**AIM:** Exactly as written, please set down all of the entries again, with no pictures.
########
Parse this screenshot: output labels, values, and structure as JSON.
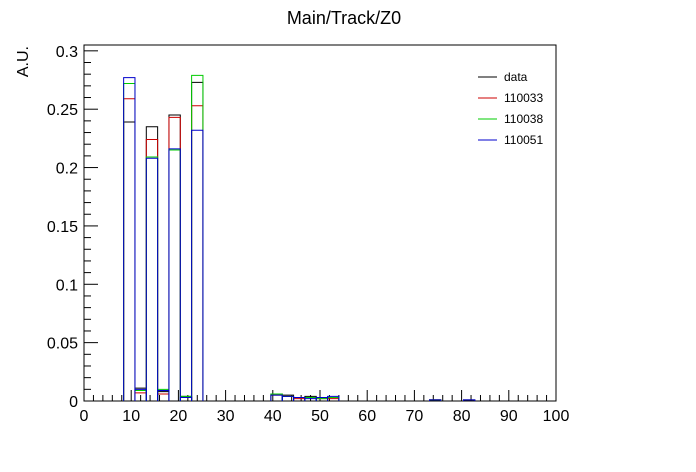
{
  "chart_data": {
    "type": "histogram",
    "title": "Main/Track/Z0",
    "xlabel": "",
    "ylabel": "A.U.",
    "xlim": [
      0,
      100
    ],
    "ylim": [
      0,
      0.305
    ],
    "bin_width": 2.4,
    "x_ticks": [
      0,
      10,
      20,
      30,
      40,
      50,
      60,
      70,
      80,
      90,
      100
    ],
    "y_ticks": [
      0,
      0.05,
      0.1,
      0.15,
      0.2,
      0.25,
      0.3
    ],
    "x_tick_labels": [
      "0",
      "10",
      "20",
      "30",
      "40",
      "50",
      "60",
      "70",
      "80",
      "90",
      "100"
    ],
    "y_tick_labels": [
      "0",
      "0.05",
      "0.1",
      "0.15",
      "0.2",
      "0.25",
      "0.3"
    ],
    "legend_position": "top-right",
    "series": [
      {
        "name": "data",
        "color": "#000000",
        "bin_starts": [
          8.4,
          10.8,
          13.2,
          15.6,
          18.0,
          20.4,
          22.8,
          39.6,
          42.0,
          44.4,
          46.8,
          49.2,
          51.6,
          54.0,
          73.2,
          80.4
        ],
        "values": [
          0.239,
          0.011,
          0.235,
          0.008,
          0.245,
          0.004,
          0.273,
          0.006,
          0.005,
          0.003,
          0.004,
          0.003,
          0.003,
          0.0,
          0.001,
          0.001
        ]
      },
      {
        "name": "110033",
        "color": "#cc0000",
        "bin_starts": [
          8.4,
          10.8,
          13.2,
          15.6,
          18.0,
          20.4,
          22.8,
          39.6,
          42.0,
          44.4,
          46.8,
          49.2,
          51.6,
          54.0,
          73.2,
          80.4
        ],
        "values": [
          0.259,
          0.007,
          0.224,
          0.006,
          0.243,
          0.003,
          0.253,
          0.005,
          0.004,
          0.002,
          0.003,
          0.002,
          0.002,
          0.0,
          0.001,
          0.0
        ]
      },
      {
        "name": "110038",
        "color": "#00cc00",
        "bin_starts": [
          8.4,
          10.8,
          13.2,
          15.6,
          18.0,
          20.4,
          22.8,
          39.6,
          42.0,
          44.4,
          46.8,
          49.2,
          51.6,
          54.0,
          73.2,
          80.4
        ],
        "values": [
          0.272,
          0.009,
          0.209,
          0.01,
          0.215,
          0.004,
          0.279,
          0.006,
          0.004,
          0.003,
          0.003,
          0.002,
          0.003,
          0.0,
          0.001,
          0.0
        ]
      },
      {
        "name": "110051",
        "color": "#0000cc",
        "bin_starts": [
          8.4,
          10.8,
          13.2,
          15.6,
          18.0,
          20.4,
          22.8,
          39.6,
          42.0,
          44.4,
          46.8,
          49.2,
          51.6,
          54.0,
          73.2,
          80.4
        ],
        "values": [
          0.277,
          0.01,
          0.208,
          0.009,
          0.216,
          0.003,
          0.232,
          0.005,
          0.004,
          0.003,
          0.002,
          0.003,
          0.004,
          0.0,
          0.001,
          0.001
        ]
      }
    ]
  }
}
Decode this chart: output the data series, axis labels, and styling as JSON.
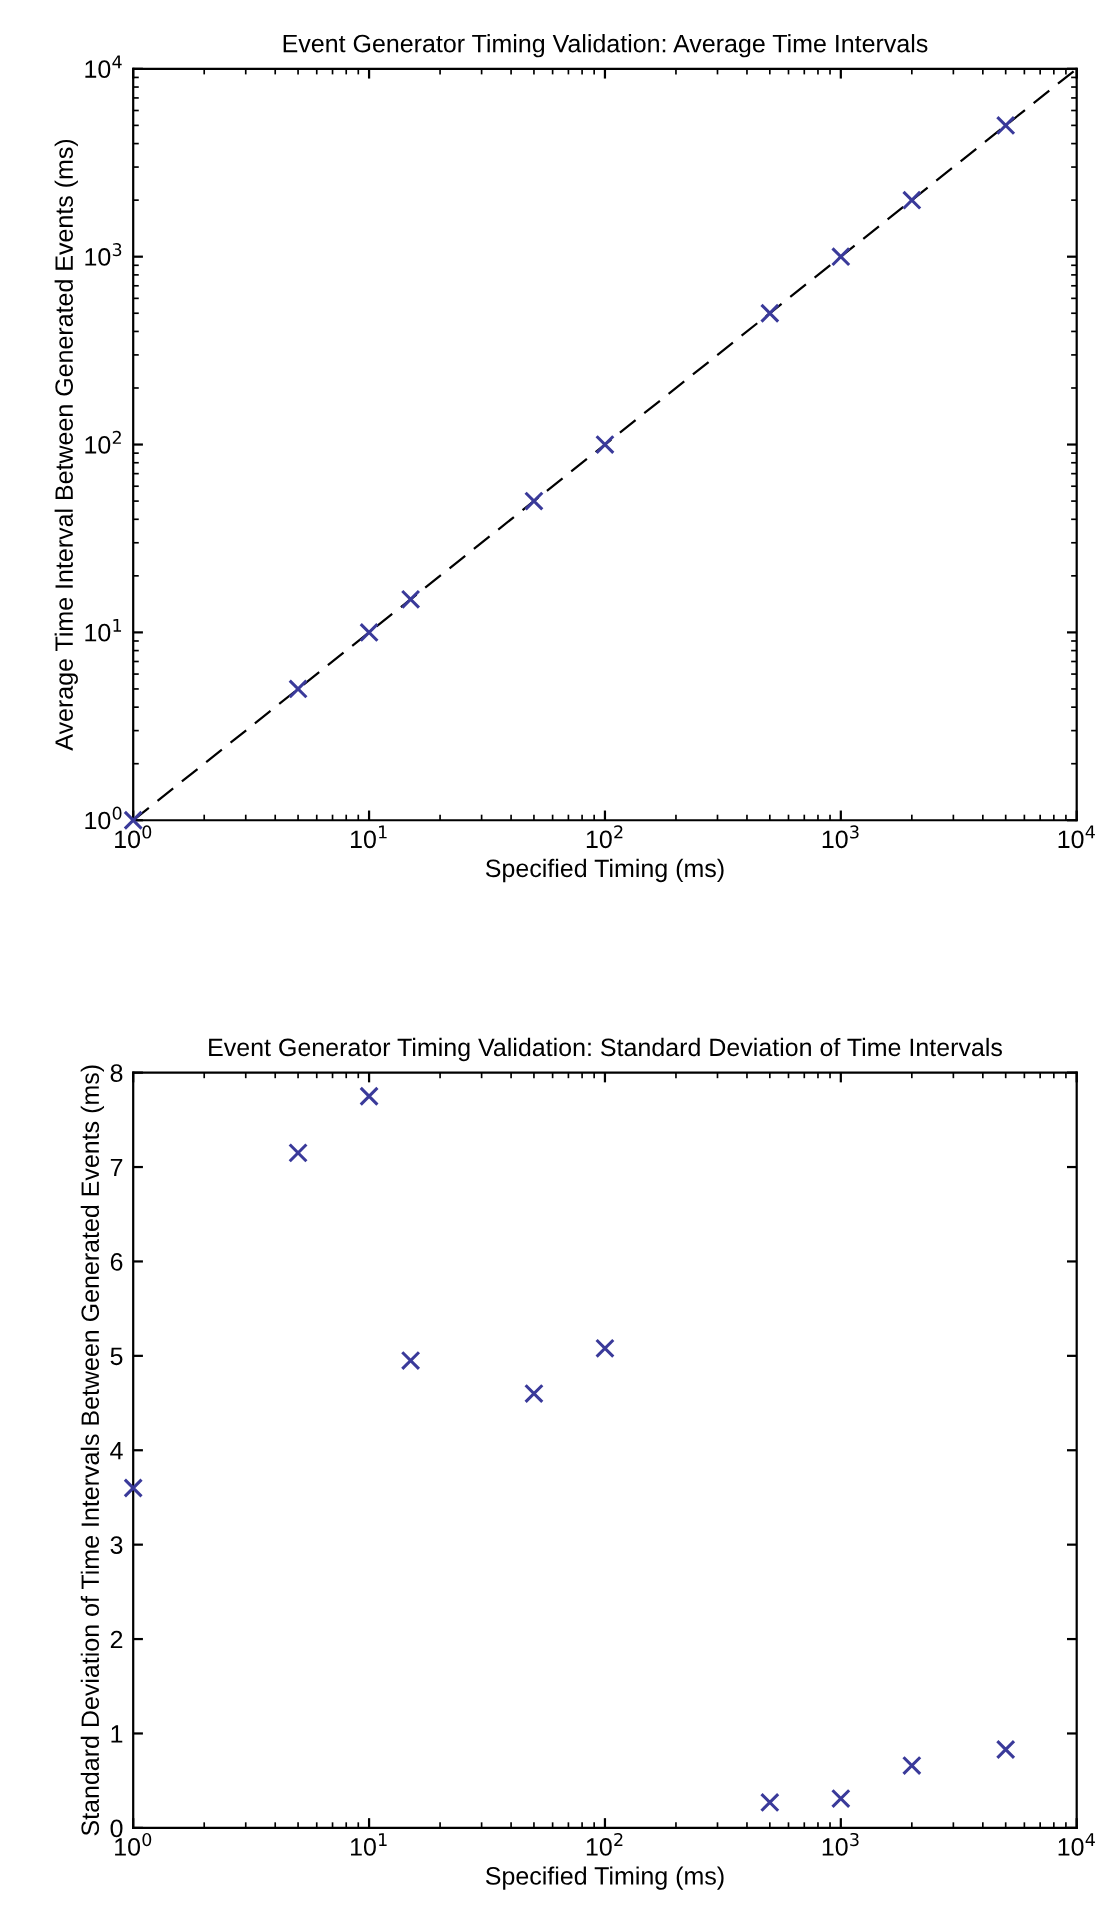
{
  "chart_data": [
    {
      "type": "scatter",
      "title": "Event Generator Timing Validation: Average Time Intervals",
      "xlabel": "Specified Timing (ms)",
      "ylabel": "Average Time Interval Between Generated Events (ms)",
      "log": "xy",
      "grid": false,
      "marker": "cross",
      "x": [
        1,
        5,
        10,
        15,
        50,
        100,
        500,
        1000,
        2000,
        5000
      ],
      "series": [
        {
          "color": "#3a3a9a",
          "values": [
            1,
            5,
            10,
            15,
            50,
            100,
            500,
            1000,
            2000,
            5000
          ]
        },
        {
          "type": "line",
          "color": "#000000",
          "line_style": "dashed",
          "marker": "none",
          "x": [
            1,
            10000
          ],
          "values": [
            1,
            10000
          ]
        }
      ],
      "xlim": [
        1,
        10000
      ],
      "ylim": [
        1,
        10000
      ],
      "xticks": [
        {
          "value": 1,
          "label": "10$^{0}$"
        },
        {
          "value": 10,
          "label": "10$^{1}$"
        },
        {
          "value": 100,
          "label": "10$^{2}$"
        },
        {
          "value": 1000,
          "label": "10$^{3}$"
        },
        {
          "value": 10000,
          "label": "10$^{4}$"
        }
      ],
      "yticks": [
        {
          "value": 1,
          "label": "10$^{0}$"
        },
        {
          "value": 10,
          "label": "10$^{1}$"
        },
        {
          "value": 100,
          "label": "10$^{2}$"
        },
        {
          "value": 1000,
          "label": "10$^{3}$"
        },
        {
          "value": 10000,
          "label": "10$^{4}$"
        }
      ]
    },
    {
      "type": "scatter",
      "title": "Event Generator Timing Validation: Standard Deviation of Time Intervals",
      "xlabel": "Specified Timing (ms)",
      "ylabel": "Standard Deviation of Time Intervals Between Generated Events (ms)",
      "log": "x",
      "grid": false,
      "marker": "cross",
      "x": [
        1,
        5,
        10,
        15,
        50,
        100,
        500,
        1000,
        2000,
        5000
      ],
      "series": [
        {
          "color": "#3a3a9a",
          "values": [
            3.6,
            7.15,
            7.75,
            4.95,
            4.6,
            5.08,
            0.27,
            0.31,
            0.66,
            0.83
          ]
        }
      ],
      "xlim": [
        1,
        10000
      ],
      "ylim": [
        0,
        8
      ],
      "xticks": [
        {
          "value": 1,
          "label": "10$^{0}$"
        },
        {
          "value": 10,
          "label": "10$^{1}$"
        },
        {
          "value": 100,
          "label": "10$^{2}$"
        },
        {
          "value": 1000,
          "label": "10$^{3}$"
        },
        {
          "value": 10000,
          "label": "10$^{4}$"
        }
      ],
      "yticks": [
        0,
        1,
        2,
        3,
        4,
        5,
        6,
        7,
        8
      ]
    }
  ]
}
########
**RESPONSE FOR THIS EXERCISE:**
Parse this screenshot: output labels, values, and structure as JSON.
{
  "chart_data": {
    "type": "histogram",
    "title": "Main/Track/Z0",
    "xlabel": "",
    "ylabel": "A.U.",
    "xlim": [
      0,
      100
    ],
    "ylim": [
      0,
      0.305
    ],
    "bin_width": 2.4,
    "x_ticks": [
      0,
      10,
      20,
      30,
      40,
      50,
      60,
      70,
      80,
      90,
      100
    ],
    "y_ticks": [
      0,
      0.05,
      0.1,
      0.15,
      0.2,
      0.25,
      0.3
    ],
    "x_tick_labels": [
      "0",
      "10",
      "20",
      "30",
      "40",
      "50",
      "60",
      "70",
      "80",
      "90",
      "100"
    ],
    "y_tick_labels": [
      "0",
      "0.05",
      "0.1",
      "0.15",
      "0.2",
      "0.25",
      "0.3"
    ],
    "legend_position": "top-right",
    "series": [
      {
        "name": "data",
        "color": "#000000",
        "bin_starts": [
          8.4,
          10.8,
          13.2,
          15.6,
          18.0,
          20.4,
          22.8,
          39.6,
          42.0,
          44.4,
          46.8,
          49.2,
          51.6,
          54.0,
          73.2,
          80.4
        ],
        "values": [
          0.239,
          0.011,
          0.235,
          0.008,
          0.245,
          0.004,
          0.273,
          0.006,
          0.005,
          0.003,
          0.004,
          0.003,
          0.003,
          0.0,
          0.001,
          0.001
        ]
      },
      {
        "name": "110033",
        "color": "#cc0000",
        "bin_starts": [
          8.4,
          10.8,
          13.2,
          15.6,
          18.0,
          20.4,
          22.8,
          39.6,
          42.0,
          44.4,
          46.8,
          49.2,
          51.6,
          54.0,
          73.2,
          80.4
        ],
        "values": [
          0.259,
          0.007,
          0.224,
          0.006,
          0.243,
          0.003,
          0.253,
          0.005,
          0.004,
          0.002,
          0.003,
          0.002,
          0.002,
          0.0,
          0.001,
          0.0
        ]
      },
      {
        "name": "110038",
        "color": "#00cc00",
        "bin_starts": [
          8.4,
          10.8,
          13.2,
          15.6,
          18.0,
          20.4,
          22.8,
          39.6,
          42.0,
          44.4,
          46.8,
          49.2,
          51.6,
          54.0,
          73.2,
          80.4
        ],
        "values": [
          0.272,
          0.009,
          0.209,
          0.01,
          0.215,
          0.004,
          0.279,
          0.006,
          0.004,
          0.003,
          0.003,
          0.002,
          0.003,
          0.0,
          0.001,
          0.0
        ]
      },
      {
        "name": "110051",
        "color": "#0000cc",
        "bin_starts": [
          8.4,
          10.8,
          13.2,
          15.6,
          18.0,
          20.4,
          22.8,
          39.6,
          42.0,
          44.4,
          46.8,
          49.2,
          51.6,
          54.0,
          73.2,
          80.4
        ],
        "values": [
          0.277,
          0.01,
          0.208,
          0.009,
          0.216,
          0.003,
          0.232,
          0.005,
          0.004,
          0.003,
          0.002,
          0.003,
          0.004,
          0.0,
          0.001,
          0.001
        ]
      }
    ]
  }
}
Decode this chart: output the data series, axis labels, and styling as JSON.
{
  "chart_data": [
    {
      "type": "scatter",
      "title": "Event Generator Timing Validation: Average Time Intervals",
      "xlabel": "Specified Timing (ms)",
      "ylabel": "Average Time Interval Between Generated Events (ms)",
      "log": "xy",
      "grid": false,
      "marker": "cross",
      "x": [
        1,
        5,
        10,
        15,
        50,
        100,
        500,
        1000,
        2000,
        5000
      ],
      "series": [
        {
          "color": "#3a3a9a",
          "values": [
            1,
            5,
            10,
            15,
            50,
            100,
            500,
            1000,
            2000,
            5000
          ]
        },
        {
          "type": "line",
          "color": "#000000",
          "line_style": "dashed",
          "marker": "none",
          "x": [
            1,
            10000
          ],
          "values": [
            1,
            10000
          ]
        }
      ],
      "xlim": [
        1,
        10000
      ],
      "ylim": [
        1,
        10000
      ],
      "xticks": [
        {
          "value": 1,
          "label": "10$^{0}$"
        },
        {
          "value": 10,
          "label": "10$^{1}$"
        },
        {
          "value": 100,
          "label": "10$^{2}$"
        },
        {
          "value": 1000,
          "label": "10$^{3}$"
        },
        {
          "value": 10000,
          "label": "10$^{4}$"
        }
      ],
      "yticks": [
        {
          "value": 1,
          "label": "10$^{0}$"
        },
        {
          "value": 10,
          "label": "10$^{1}$"
        },
        {
          "value": 100,
          "label": "10$^{2}$"
        },
        {
          "value": 1000,
          "label": "10$^{3}$"
        },
        {
          "value": 10000,
          "label": "10$^{4}$"
        }
      ]
    },
    {
      "type": "scatter",
      "title": "Event Generator Timing Validation: Standard Deviation of Time Intervals",
      "xlabel": "Specified Timing (ms)",
      "ylabel": "Standard Deviation of Time Intervals Between Generated Events (ms)",
      "log": "x",
      "grid": false,
      "marker": "cross",
      "x": [
        1,
        5,
        10,
        15,
        50,
        100,
        500,
        1000,
        2000,
        5000
      ],
      "series": [
        {
          "color": "#3a3a9a",
          "values": [
            3.6,
            7.15,
            7.75,
            4.95,
            4.6,
            5.08,
            0.27,
            0.31,
            0.66,
            0.83
          ]
        }
      ],
      "xlim": [
        1,
        10000
      ],
      "ylim": [
        0,
        8
      ],
      "xticks": [
        {
          "value": 1,
          "label": "10$^{0}$"
        },
        {
          "value": 10,
          "label": "10$^{1}$"
        },
        {
          "value": 100,
          "label": "10$^{2}$"
        },
        {
          "value": 1000,
          "label": "10$^{3}$"
        },
        {
          "value": 10000,
          "label": "10$^{4}$"
        }
      ],
      "yticks": [
        0,
        1,
        2,
        3,
        4,
        5,
        6,
        7,
        8
      ]
    }
  ]
}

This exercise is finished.